Required task
Copy each line below in which the string "всѣхъ" occurs.

Dataset excerpts
* begin *

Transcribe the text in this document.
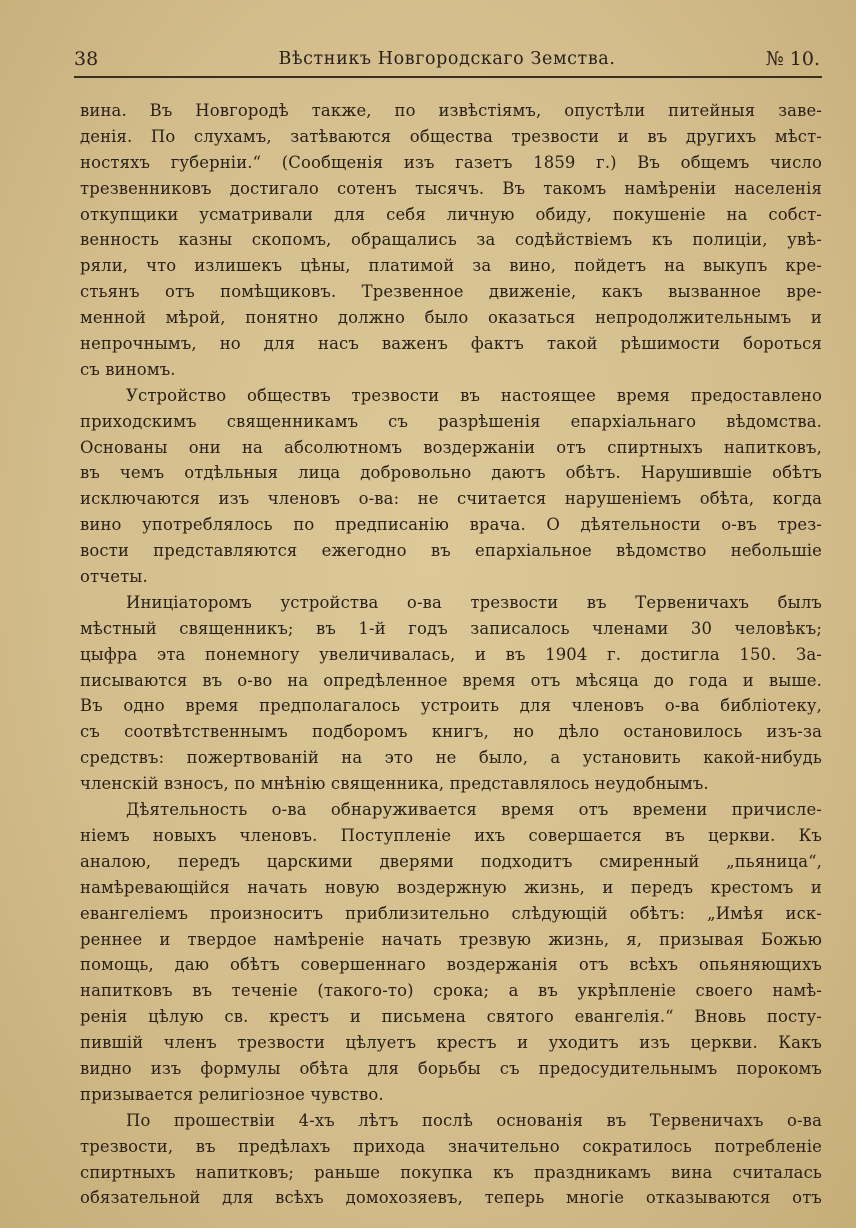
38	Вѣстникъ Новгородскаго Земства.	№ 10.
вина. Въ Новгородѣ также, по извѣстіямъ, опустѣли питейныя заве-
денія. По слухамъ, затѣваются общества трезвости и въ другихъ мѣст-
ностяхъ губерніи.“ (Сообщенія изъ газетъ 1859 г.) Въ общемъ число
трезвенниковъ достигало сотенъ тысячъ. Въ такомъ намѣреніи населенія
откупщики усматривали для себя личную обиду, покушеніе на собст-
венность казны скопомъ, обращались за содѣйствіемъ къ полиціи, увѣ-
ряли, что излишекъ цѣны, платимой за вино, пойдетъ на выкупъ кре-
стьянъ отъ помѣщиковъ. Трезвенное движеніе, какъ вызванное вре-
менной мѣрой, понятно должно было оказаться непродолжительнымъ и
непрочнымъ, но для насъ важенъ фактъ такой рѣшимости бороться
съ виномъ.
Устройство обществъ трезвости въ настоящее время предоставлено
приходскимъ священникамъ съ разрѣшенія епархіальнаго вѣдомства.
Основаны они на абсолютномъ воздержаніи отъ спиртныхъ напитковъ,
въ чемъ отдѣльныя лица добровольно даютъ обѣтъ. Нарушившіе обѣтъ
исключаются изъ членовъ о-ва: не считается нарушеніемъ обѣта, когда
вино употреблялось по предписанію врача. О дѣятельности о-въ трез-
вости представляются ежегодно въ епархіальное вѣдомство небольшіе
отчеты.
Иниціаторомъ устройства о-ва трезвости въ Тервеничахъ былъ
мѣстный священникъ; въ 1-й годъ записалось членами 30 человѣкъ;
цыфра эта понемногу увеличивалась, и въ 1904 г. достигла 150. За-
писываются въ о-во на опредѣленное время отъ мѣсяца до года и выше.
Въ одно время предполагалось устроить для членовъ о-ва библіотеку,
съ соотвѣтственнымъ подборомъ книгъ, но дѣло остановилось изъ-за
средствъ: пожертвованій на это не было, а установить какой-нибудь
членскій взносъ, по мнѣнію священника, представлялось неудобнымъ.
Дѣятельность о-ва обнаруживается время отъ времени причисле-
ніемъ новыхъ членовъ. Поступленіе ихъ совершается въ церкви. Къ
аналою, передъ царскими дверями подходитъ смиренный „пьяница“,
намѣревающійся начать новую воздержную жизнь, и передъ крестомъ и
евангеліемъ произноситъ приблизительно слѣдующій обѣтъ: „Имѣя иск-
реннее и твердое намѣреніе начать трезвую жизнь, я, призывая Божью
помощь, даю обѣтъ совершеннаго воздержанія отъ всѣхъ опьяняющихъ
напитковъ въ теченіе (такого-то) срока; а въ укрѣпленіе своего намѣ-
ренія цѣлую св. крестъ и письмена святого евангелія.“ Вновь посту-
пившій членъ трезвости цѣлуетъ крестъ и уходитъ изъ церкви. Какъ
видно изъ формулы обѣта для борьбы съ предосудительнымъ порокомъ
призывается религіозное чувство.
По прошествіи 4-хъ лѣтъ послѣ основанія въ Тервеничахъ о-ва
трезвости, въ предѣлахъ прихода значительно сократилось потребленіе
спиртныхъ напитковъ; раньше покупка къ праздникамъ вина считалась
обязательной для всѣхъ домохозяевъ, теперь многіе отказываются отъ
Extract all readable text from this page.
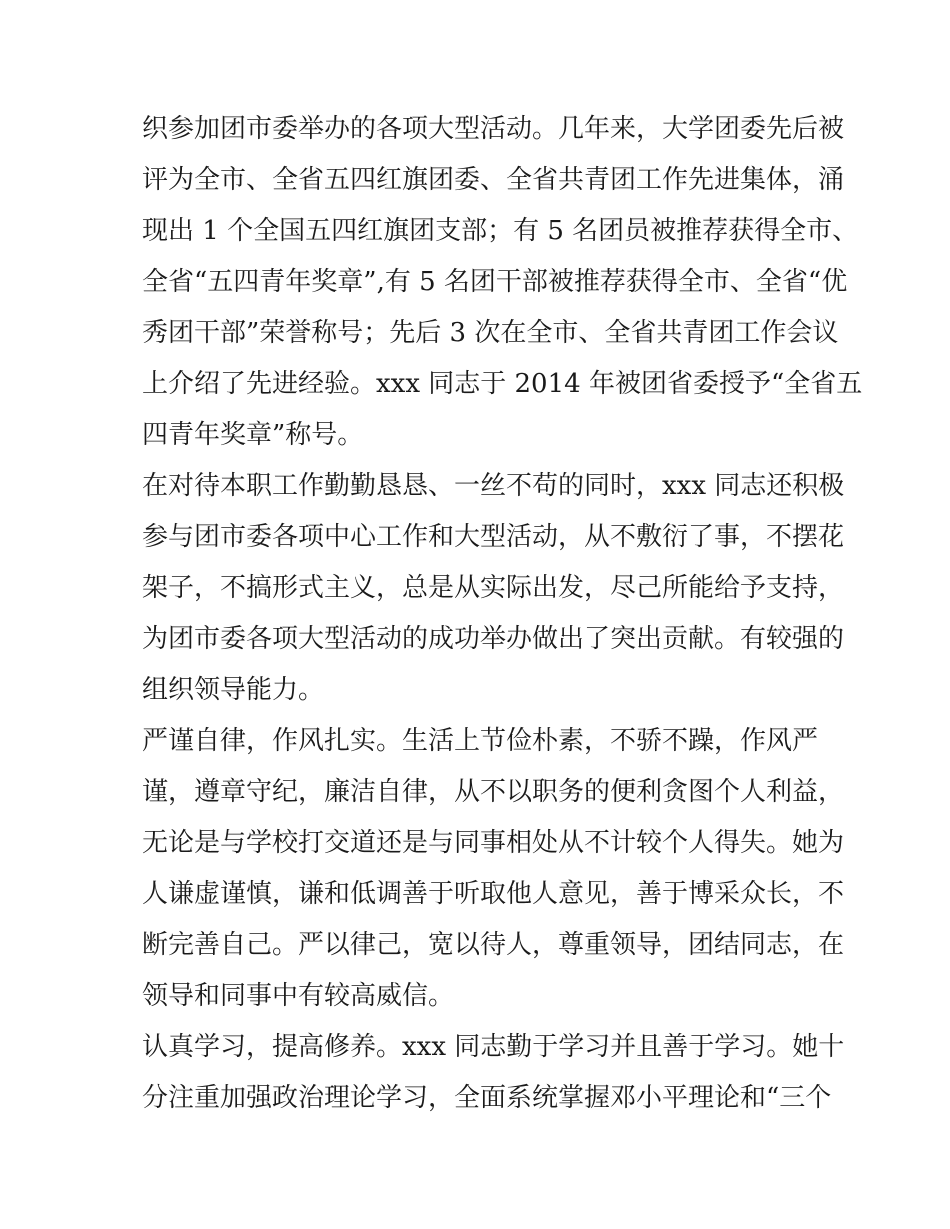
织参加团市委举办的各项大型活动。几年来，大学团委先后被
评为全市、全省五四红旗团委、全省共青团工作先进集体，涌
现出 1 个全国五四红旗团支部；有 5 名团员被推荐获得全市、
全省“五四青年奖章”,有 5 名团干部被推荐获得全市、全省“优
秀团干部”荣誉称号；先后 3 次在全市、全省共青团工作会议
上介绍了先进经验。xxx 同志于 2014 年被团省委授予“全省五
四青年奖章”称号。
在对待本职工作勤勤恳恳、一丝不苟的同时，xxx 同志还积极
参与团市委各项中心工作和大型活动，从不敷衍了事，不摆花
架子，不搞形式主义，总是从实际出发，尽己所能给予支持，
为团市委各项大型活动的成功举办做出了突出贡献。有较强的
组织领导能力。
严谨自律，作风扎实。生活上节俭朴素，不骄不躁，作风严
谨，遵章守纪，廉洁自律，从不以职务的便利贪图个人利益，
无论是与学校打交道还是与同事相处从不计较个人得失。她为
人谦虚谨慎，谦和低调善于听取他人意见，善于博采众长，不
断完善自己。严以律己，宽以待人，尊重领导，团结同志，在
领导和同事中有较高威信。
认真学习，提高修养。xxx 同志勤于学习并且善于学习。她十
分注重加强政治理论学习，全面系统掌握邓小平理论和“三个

* end *
* begin *

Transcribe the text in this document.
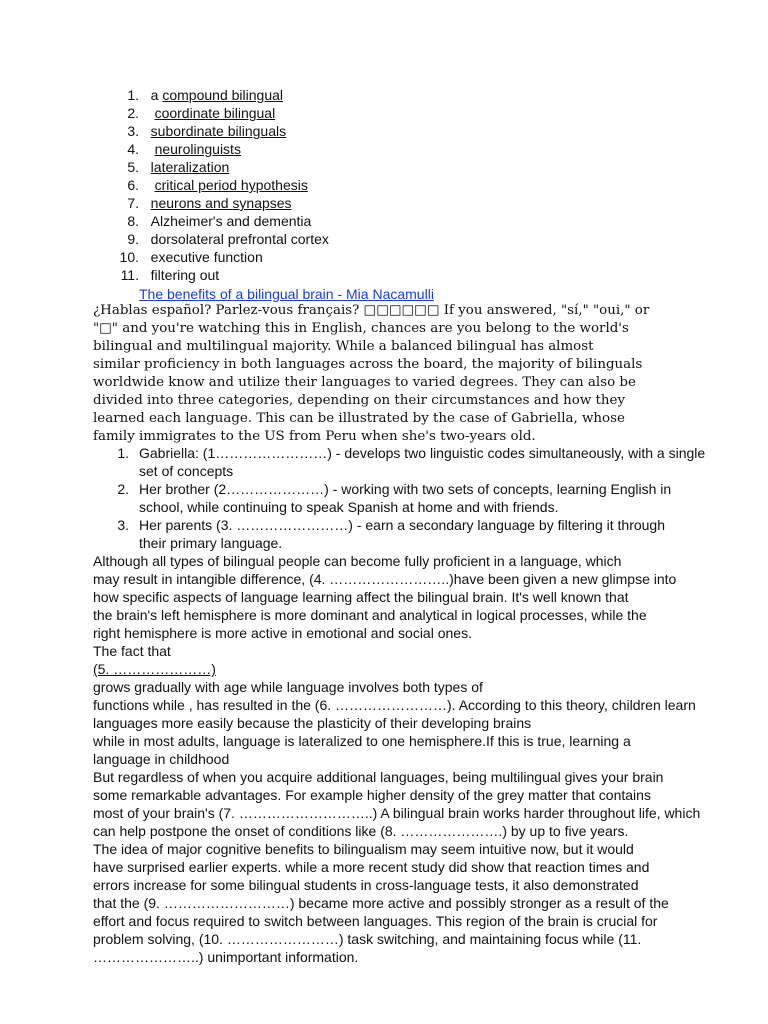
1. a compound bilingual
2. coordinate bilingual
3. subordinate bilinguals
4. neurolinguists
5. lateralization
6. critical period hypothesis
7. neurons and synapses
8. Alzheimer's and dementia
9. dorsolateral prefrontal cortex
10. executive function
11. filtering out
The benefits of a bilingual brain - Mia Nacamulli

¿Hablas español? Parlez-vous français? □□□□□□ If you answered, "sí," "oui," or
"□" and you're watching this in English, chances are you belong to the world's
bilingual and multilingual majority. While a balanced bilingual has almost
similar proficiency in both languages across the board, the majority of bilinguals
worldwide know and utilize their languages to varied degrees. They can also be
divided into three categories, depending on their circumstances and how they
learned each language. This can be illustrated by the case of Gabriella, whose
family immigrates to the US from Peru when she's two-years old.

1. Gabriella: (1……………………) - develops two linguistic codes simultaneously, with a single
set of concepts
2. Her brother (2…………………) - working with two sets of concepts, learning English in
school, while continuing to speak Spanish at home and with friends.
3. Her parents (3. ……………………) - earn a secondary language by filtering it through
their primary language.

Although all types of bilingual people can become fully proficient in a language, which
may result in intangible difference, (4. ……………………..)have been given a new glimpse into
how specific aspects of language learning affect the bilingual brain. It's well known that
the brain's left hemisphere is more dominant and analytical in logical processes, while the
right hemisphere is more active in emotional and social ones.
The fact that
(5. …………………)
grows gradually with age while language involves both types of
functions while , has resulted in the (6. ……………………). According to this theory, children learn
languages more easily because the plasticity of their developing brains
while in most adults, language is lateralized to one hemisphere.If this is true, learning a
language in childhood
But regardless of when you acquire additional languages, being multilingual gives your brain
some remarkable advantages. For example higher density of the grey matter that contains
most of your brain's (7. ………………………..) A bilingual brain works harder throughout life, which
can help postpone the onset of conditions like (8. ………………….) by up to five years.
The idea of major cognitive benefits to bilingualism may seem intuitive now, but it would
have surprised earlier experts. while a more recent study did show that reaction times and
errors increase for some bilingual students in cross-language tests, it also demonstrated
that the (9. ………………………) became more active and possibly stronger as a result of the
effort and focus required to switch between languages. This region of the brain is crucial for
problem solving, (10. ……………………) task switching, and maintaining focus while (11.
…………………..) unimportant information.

* end *

Exercise output
помощь, даю обѣтъ совершеннаго воздержанія отъ всѣхъ опьяняющихъ
обязательной для всѣхъ домохозяевъ, теперь многіе отказываются отъ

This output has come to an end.